-- begin --

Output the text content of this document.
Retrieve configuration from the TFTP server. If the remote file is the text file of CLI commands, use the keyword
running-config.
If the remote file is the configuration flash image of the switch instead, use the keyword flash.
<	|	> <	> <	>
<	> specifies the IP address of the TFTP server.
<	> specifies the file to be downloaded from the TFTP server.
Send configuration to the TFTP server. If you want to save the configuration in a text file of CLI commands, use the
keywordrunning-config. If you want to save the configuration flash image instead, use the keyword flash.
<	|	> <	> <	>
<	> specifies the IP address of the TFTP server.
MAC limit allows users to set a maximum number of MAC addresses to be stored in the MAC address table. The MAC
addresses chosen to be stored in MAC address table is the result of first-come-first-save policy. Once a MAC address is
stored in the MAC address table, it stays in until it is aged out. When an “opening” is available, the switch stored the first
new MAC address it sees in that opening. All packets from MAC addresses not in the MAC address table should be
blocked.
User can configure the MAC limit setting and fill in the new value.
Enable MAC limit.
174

-- end --

What you are asked to do:
Give back all the data exactly as written.

Exercise output:
Output the text content of this document.
Retrieve configuration from the TFTP server. If the remote file is the text file of CLI commands, use the keyword
running-config.
If the remote file is the configuration flash image of the switch instead, use the keyword flash.
<	|	> <	> <	>
<	> specifies the IP address of the TFTP server.
<	> specifies the file to be downloaded from the TFTP server.
Send configuration to the TFTP server. If you want to save the configuration in a text file of CLI commands, use the
keywordrunning-config. If you want to save the configuration flash image instead, use the keyword flash.
<	|	> <	> <	>
<	> specifies the IP address of the TFTP server.
MAC limit allows users to set a maximum number of MAC addresses to be stored in the MAC address table. The MAC
addresses chosen to be stored in MAC address table is the result of first-come-first-save policy. Once a MAC address is
stored in the MAC address table, it stays in until it is aged out. When an “opening” is available, the switch stored the first
new MAC address it sees in that opening. All packets from MAC addresses not in the MAC address table should be
blocked.
User can configure the MAC limit setting and fill in the new value.
Enable MAC limit.
174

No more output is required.